- _EXERCISE TASK_: Locate every line in the material below that has the word "heading". Copy each of those lines.
++++++
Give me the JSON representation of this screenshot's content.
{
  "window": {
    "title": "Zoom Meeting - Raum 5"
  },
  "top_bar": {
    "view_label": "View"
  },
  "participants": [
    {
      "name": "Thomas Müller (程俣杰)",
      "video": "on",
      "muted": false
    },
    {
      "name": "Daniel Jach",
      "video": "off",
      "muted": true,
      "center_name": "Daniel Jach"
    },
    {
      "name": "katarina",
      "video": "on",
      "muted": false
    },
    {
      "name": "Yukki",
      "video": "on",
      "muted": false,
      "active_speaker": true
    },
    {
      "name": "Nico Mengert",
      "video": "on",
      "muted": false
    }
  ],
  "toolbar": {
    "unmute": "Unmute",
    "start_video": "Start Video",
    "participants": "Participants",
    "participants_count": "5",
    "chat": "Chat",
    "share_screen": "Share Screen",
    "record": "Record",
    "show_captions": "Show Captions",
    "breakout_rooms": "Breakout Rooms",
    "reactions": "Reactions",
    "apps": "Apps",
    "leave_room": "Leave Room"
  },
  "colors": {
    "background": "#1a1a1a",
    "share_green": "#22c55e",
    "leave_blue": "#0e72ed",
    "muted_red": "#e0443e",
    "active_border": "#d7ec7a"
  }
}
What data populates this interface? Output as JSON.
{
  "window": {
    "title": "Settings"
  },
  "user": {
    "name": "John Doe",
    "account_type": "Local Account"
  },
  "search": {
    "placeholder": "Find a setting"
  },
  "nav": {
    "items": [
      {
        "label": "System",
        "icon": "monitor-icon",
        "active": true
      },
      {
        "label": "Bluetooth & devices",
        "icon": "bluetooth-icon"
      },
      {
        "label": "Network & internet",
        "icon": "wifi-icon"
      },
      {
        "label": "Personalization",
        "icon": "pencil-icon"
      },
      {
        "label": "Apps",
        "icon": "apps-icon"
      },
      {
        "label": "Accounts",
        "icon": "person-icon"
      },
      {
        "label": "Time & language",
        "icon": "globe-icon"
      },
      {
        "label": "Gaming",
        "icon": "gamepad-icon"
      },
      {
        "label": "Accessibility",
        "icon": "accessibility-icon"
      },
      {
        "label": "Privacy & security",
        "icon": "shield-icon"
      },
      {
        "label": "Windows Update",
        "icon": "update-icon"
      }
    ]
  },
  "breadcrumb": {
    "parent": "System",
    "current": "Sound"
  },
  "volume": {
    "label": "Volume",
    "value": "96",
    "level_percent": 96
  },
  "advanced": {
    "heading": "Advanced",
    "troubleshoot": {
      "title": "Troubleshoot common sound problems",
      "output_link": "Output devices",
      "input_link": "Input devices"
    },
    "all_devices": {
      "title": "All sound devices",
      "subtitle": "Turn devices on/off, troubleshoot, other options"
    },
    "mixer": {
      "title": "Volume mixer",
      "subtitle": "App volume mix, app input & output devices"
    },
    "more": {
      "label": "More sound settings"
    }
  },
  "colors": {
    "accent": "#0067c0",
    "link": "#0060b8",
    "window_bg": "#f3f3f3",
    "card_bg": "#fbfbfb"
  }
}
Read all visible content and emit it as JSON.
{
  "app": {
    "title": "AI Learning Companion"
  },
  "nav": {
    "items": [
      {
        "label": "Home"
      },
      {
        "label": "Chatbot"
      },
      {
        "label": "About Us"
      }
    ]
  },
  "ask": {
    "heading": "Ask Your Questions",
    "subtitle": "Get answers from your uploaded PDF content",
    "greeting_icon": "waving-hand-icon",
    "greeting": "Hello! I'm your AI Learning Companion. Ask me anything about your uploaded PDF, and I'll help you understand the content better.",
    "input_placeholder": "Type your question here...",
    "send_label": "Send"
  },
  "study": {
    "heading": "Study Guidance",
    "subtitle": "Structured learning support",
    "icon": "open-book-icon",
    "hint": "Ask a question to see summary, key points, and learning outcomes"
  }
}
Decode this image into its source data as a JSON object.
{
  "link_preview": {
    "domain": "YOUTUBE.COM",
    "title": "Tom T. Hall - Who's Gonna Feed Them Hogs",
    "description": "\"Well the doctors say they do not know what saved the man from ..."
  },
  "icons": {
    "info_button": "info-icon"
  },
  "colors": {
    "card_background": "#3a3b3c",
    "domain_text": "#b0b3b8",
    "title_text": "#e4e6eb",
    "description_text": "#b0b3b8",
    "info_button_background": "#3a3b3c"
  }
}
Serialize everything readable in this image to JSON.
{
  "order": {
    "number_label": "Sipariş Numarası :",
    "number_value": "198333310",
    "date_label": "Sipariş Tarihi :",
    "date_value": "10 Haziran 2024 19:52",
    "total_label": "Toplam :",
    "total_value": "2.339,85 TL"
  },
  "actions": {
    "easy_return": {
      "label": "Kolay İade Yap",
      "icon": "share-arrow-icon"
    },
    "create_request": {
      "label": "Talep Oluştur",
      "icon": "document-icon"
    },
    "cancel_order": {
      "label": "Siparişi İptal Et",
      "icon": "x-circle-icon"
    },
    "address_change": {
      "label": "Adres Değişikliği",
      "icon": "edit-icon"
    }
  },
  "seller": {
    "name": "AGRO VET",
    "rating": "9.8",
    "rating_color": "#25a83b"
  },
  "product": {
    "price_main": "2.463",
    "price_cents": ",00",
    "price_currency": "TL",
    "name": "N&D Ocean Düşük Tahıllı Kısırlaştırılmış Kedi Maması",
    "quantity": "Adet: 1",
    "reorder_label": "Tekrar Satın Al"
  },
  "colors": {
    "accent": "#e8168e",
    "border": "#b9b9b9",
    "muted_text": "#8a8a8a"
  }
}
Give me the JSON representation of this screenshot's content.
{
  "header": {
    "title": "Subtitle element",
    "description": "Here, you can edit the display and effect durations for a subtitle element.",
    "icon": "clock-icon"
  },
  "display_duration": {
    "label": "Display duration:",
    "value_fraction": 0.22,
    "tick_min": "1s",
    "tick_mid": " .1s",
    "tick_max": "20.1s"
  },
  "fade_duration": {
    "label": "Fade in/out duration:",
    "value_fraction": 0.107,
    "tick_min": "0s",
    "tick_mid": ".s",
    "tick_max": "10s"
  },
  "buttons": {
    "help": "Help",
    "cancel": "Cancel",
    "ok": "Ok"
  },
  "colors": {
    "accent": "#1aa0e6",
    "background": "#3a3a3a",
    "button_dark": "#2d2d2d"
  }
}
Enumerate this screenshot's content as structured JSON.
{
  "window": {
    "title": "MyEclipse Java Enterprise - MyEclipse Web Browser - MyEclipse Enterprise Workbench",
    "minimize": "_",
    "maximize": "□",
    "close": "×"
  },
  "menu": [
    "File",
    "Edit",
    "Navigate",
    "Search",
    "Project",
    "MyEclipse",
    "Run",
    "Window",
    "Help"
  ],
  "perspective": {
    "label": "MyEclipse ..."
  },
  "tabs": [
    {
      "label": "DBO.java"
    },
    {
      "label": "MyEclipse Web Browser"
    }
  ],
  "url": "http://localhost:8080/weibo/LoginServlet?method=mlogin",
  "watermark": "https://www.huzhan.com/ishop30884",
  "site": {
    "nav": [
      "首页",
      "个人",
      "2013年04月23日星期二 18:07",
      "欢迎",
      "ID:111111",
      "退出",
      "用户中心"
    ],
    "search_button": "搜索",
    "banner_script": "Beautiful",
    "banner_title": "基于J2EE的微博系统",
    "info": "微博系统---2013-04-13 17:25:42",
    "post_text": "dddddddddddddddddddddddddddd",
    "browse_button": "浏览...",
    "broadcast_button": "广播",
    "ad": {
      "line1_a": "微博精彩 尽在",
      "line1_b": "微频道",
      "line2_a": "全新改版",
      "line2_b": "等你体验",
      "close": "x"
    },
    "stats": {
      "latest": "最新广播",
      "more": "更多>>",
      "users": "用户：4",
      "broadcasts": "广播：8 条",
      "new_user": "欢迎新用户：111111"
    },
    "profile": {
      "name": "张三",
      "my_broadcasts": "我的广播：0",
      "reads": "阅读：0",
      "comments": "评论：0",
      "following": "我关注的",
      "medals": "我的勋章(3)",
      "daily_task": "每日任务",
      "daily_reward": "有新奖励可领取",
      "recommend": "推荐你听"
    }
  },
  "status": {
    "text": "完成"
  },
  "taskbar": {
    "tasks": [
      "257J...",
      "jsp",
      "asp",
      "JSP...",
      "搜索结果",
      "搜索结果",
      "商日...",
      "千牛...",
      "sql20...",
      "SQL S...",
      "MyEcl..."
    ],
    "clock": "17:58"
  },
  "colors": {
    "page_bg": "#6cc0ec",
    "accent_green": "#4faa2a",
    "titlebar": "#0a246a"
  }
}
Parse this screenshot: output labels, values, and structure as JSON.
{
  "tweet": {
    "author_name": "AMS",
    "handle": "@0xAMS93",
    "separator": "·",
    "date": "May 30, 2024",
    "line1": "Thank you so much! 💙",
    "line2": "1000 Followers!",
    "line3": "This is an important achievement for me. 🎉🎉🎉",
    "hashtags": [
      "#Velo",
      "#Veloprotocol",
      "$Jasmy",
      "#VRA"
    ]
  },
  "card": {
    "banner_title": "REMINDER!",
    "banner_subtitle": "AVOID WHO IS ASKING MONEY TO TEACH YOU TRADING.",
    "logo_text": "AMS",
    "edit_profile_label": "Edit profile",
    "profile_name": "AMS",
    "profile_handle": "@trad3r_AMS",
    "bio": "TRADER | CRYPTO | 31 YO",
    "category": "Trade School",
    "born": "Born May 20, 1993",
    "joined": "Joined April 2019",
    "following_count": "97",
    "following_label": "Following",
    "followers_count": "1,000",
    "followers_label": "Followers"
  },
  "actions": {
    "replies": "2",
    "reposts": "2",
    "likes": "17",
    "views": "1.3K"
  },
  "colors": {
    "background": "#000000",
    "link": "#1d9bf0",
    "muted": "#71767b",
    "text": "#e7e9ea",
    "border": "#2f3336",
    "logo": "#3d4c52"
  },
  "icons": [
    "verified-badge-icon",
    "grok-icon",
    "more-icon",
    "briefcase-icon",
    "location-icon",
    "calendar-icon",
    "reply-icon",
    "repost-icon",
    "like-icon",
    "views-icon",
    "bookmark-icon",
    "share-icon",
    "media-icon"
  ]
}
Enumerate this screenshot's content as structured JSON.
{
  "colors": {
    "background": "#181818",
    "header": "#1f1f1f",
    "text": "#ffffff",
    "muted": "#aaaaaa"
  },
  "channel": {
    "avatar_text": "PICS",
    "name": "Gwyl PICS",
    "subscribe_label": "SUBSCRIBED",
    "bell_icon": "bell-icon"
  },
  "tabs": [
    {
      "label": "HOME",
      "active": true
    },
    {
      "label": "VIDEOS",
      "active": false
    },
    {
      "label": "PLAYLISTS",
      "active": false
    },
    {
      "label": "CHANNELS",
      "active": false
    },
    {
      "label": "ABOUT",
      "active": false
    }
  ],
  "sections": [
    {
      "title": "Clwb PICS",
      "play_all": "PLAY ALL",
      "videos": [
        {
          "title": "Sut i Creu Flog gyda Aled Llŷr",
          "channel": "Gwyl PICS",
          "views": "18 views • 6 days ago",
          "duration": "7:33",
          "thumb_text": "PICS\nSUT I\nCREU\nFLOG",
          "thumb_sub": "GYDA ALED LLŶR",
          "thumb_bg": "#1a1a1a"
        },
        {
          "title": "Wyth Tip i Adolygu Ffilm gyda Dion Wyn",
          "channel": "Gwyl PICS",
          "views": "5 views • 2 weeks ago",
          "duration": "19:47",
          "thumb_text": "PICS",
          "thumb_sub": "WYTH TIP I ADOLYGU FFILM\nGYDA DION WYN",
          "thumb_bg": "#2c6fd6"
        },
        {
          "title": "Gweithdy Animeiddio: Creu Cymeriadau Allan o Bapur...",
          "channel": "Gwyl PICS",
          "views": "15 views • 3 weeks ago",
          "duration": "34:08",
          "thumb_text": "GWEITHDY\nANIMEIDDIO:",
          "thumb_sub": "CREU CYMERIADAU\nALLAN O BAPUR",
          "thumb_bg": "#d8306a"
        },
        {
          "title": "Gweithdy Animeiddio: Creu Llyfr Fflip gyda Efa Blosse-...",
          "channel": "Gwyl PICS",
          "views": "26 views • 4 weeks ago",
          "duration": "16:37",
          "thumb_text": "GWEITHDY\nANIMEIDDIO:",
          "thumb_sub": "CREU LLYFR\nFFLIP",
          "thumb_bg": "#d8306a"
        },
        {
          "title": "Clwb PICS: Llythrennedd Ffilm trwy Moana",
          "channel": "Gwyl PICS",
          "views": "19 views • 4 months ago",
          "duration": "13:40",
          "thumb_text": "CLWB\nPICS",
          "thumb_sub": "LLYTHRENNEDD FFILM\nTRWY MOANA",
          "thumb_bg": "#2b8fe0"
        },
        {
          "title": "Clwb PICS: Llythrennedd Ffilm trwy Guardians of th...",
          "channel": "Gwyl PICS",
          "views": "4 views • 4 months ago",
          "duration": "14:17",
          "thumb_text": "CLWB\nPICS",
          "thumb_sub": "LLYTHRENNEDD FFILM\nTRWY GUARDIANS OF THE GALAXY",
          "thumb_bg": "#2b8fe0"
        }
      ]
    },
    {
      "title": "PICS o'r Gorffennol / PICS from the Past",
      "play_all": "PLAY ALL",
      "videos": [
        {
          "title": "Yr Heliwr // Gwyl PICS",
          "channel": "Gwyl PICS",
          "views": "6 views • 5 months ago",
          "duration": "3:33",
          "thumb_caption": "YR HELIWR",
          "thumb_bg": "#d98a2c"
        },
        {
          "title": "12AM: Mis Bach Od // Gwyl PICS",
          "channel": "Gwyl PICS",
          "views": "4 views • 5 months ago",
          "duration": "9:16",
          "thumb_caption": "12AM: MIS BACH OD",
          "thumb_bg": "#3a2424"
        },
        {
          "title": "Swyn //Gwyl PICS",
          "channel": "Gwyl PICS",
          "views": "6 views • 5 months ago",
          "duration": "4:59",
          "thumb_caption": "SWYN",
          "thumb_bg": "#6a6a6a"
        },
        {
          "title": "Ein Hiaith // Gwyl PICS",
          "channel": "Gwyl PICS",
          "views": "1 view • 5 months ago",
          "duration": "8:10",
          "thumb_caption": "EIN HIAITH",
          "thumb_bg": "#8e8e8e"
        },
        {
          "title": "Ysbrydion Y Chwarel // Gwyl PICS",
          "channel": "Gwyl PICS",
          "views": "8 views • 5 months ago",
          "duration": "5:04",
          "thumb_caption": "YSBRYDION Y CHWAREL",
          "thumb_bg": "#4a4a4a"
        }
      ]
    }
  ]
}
++++++
- _WRITTEN ANSWER_:
    "heading": "Advanced",
    "heading": "Ask Your Questions",
    "heading": "Study Guidance",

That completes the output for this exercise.